### OBJECTIVE
Read the records below. Copy each line where the string "LAMARAN" occurs.
*** DATA FOR PROCESSING ***
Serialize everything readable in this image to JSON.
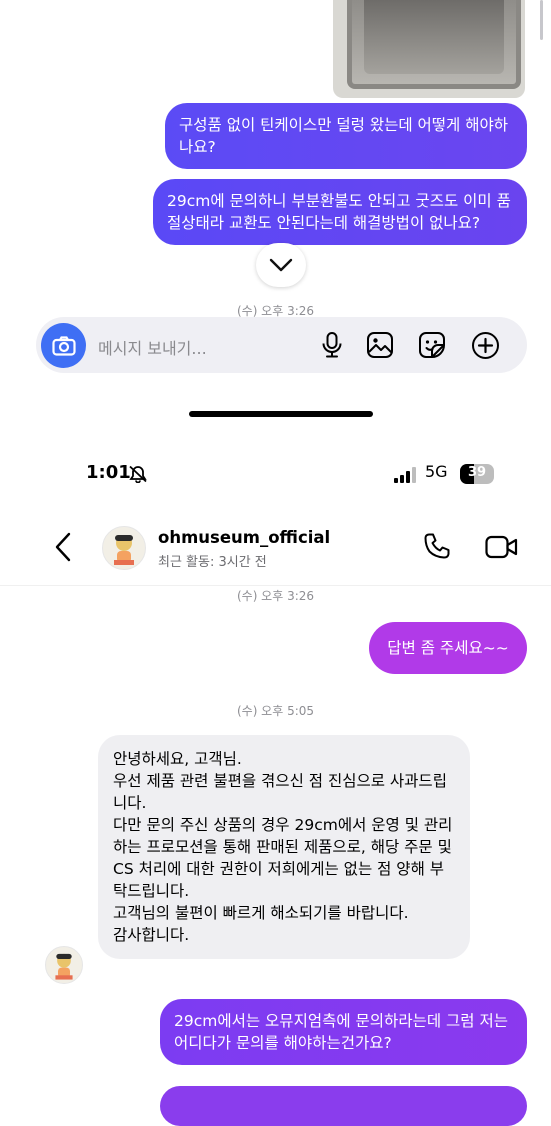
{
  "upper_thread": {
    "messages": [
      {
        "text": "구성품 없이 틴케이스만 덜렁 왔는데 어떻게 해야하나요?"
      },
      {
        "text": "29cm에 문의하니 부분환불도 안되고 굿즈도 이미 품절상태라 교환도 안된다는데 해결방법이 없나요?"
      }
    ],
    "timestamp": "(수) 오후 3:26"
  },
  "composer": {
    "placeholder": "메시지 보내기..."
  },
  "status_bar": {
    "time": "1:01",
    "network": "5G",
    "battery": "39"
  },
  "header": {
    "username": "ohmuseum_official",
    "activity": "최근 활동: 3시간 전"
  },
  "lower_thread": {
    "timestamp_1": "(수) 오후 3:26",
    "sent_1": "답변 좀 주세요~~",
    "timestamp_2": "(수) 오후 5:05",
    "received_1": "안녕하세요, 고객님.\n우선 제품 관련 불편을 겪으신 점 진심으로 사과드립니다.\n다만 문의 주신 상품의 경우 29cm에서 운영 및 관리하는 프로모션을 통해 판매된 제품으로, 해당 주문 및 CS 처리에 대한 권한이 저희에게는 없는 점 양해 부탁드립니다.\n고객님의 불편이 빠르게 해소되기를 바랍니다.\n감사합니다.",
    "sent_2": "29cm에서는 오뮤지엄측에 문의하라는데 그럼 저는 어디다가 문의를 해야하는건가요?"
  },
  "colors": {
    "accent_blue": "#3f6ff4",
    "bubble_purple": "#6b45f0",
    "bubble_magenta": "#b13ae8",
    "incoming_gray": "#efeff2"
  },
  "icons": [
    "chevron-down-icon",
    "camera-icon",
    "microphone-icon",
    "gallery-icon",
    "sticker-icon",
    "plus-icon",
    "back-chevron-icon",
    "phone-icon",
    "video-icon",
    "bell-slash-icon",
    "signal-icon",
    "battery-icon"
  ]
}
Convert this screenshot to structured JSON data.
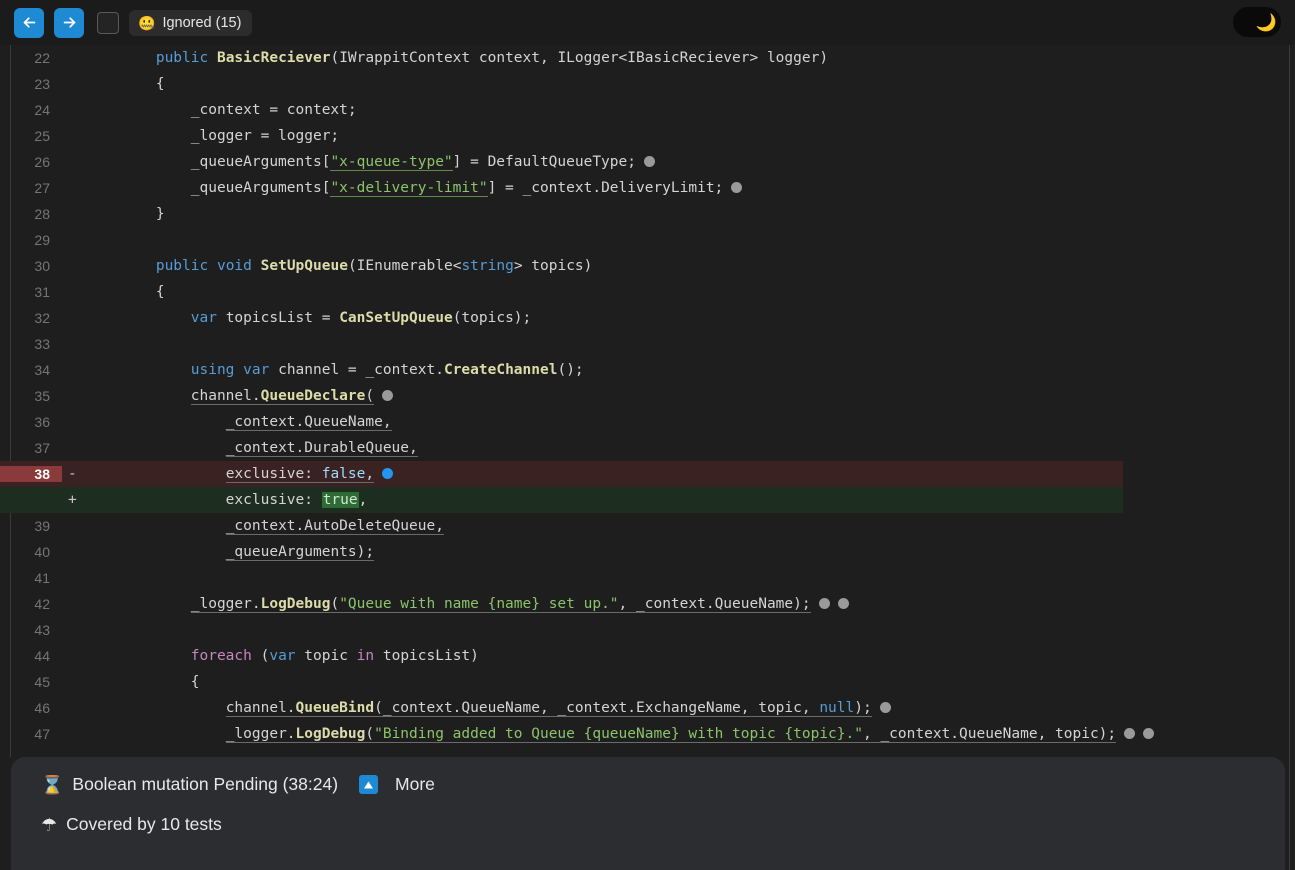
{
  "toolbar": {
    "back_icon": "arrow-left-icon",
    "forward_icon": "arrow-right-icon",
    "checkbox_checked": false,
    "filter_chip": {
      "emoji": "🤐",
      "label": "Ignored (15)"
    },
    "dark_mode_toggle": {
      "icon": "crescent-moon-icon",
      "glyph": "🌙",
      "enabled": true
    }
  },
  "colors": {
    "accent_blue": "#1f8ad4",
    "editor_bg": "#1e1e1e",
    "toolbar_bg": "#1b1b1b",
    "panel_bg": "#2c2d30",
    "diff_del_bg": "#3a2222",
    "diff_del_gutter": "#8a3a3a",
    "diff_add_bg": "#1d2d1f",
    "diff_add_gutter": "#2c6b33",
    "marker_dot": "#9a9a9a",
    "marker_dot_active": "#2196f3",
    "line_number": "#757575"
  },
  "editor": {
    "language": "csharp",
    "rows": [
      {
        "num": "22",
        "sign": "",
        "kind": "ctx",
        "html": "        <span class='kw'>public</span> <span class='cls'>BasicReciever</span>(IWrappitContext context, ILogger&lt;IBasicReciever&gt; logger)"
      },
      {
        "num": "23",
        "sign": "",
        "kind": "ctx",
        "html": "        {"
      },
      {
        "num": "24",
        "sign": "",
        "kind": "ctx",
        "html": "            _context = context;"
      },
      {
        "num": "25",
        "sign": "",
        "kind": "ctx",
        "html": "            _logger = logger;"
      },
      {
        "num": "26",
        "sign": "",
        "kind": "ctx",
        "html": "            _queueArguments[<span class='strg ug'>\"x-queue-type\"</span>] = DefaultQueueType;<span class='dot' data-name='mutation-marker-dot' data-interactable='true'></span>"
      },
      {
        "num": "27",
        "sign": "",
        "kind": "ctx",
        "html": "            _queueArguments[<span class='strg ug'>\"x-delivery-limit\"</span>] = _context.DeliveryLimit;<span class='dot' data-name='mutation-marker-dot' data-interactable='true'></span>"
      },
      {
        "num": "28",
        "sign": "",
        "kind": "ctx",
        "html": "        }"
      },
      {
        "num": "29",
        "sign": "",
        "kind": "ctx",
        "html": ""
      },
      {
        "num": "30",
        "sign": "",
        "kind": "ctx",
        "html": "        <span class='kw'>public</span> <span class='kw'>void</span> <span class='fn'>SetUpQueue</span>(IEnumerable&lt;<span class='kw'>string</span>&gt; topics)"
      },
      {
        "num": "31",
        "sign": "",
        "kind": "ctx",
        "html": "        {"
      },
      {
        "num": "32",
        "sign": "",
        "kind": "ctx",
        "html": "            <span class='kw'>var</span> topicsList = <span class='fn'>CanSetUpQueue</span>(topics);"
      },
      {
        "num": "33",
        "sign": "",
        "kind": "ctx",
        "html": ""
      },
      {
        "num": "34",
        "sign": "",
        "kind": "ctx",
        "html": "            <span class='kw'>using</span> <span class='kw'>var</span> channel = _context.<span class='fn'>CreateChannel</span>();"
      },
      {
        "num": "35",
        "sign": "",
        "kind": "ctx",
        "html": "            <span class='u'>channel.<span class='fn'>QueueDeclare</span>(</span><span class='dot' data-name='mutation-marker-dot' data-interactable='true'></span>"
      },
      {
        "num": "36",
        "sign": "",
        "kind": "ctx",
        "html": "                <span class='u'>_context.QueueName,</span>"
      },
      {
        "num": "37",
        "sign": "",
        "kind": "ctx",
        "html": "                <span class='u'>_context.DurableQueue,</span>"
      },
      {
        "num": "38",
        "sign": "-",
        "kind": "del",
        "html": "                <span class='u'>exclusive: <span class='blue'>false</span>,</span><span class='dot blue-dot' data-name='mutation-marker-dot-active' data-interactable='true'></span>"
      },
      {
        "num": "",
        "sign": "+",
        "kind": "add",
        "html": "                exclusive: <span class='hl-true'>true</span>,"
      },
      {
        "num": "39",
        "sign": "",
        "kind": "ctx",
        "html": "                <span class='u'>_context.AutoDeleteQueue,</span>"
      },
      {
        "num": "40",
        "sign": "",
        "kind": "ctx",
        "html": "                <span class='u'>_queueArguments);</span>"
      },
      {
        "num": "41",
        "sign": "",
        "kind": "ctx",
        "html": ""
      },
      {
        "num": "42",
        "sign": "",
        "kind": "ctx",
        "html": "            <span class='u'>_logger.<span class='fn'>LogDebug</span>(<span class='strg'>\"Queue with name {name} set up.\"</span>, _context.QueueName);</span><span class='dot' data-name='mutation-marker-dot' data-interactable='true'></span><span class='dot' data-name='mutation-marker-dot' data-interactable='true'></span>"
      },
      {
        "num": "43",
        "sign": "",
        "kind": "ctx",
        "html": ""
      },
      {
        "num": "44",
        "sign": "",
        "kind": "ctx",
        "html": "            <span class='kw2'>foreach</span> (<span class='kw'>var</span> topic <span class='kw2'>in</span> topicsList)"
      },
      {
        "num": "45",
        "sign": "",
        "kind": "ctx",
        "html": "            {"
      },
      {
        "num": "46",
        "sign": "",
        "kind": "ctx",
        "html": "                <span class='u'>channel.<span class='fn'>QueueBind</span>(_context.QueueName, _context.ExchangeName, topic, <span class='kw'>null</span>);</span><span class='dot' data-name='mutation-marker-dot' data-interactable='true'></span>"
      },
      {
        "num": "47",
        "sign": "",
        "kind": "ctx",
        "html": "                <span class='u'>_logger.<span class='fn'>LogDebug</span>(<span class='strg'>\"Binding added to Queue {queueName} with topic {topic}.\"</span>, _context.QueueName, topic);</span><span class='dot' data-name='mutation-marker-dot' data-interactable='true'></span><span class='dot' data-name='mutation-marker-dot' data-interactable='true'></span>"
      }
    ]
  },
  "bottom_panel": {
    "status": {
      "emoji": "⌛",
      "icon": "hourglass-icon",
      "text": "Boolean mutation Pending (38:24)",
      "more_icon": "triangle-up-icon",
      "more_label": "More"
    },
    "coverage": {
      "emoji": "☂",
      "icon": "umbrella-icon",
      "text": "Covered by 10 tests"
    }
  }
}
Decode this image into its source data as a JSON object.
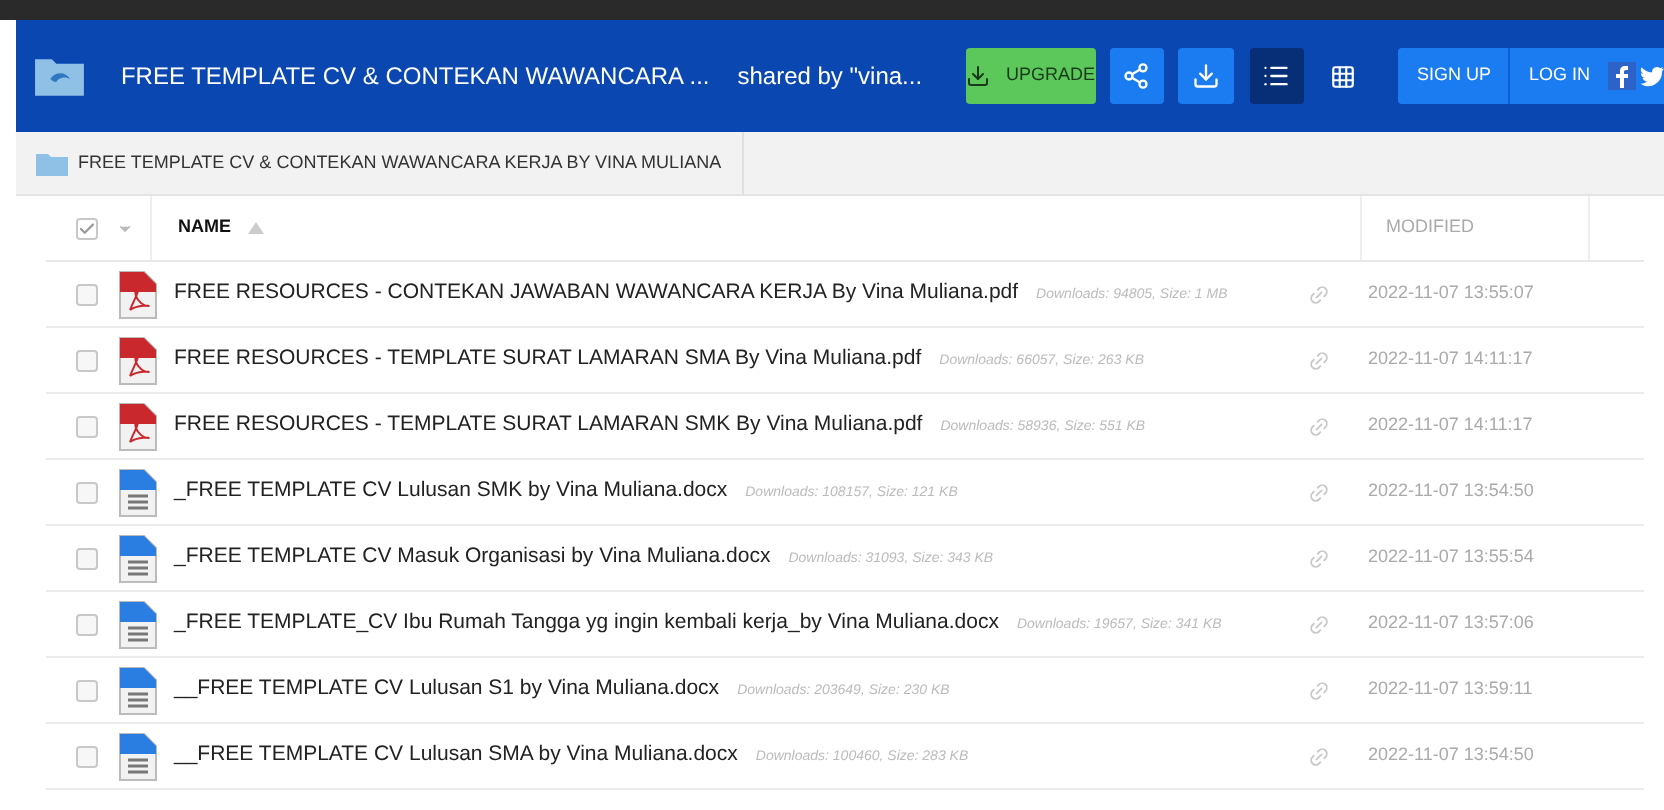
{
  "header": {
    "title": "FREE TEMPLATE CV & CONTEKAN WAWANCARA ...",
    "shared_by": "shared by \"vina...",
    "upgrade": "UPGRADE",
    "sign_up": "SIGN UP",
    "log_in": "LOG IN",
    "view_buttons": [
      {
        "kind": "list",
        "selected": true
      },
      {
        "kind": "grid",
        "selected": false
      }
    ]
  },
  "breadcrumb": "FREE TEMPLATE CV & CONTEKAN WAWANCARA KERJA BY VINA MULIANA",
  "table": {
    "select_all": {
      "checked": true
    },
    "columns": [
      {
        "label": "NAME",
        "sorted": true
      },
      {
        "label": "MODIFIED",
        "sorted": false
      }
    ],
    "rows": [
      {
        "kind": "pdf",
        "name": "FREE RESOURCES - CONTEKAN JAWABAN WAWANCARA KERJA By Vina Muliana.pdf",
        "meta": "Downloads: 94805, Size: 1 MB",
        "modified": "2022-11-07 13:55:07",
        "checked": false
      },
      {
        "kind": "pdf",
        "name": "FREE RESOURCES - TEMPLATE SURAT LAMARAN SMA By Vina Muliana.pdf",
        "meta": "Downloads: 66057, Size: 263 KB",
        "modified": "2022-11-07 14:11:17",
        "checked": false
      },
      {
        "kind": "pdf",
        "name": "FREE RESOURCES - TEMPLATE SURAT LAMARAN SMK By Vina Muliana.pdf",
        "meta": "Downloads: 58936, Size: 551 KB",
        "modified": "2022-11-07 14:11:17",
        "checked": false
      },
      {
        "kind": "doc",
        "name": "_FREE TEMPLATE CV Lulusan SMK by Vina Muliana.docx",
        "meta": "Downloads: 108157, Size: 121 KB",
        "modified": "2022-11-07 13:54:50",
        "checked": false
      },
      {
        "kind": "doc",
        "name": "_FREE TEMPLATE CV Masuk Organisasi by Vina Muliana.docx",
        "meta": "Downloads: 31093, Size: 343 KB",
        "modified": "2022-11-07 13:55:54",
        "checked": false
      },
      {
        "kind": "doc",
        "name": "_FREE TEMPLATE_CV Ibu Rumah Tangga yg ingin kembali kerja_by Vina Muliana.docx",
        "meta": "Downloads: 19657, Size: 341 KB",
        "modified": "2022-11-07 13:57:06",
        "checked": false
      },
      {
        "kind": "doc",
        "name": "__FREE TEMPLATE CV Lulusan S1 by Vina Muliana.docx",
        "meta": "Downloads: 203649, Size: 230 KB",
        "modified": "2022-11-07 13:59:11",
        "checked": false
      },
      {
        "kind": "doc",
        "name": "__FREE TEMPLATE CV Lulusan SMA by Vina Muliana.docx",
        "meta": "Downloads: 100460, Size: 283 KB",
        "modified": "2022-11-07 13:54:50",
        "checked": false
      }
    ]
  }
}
***
### FINISHED TASK
        "name": "FREE RESOURCES - TEMPLATE SURAT LAMARAN SMA By Vina Muliana.pdf",
        "name": "FREE RESOURCES - TEMPLATE SURAT LAMARAN SMK By Vina Muliana.pdf",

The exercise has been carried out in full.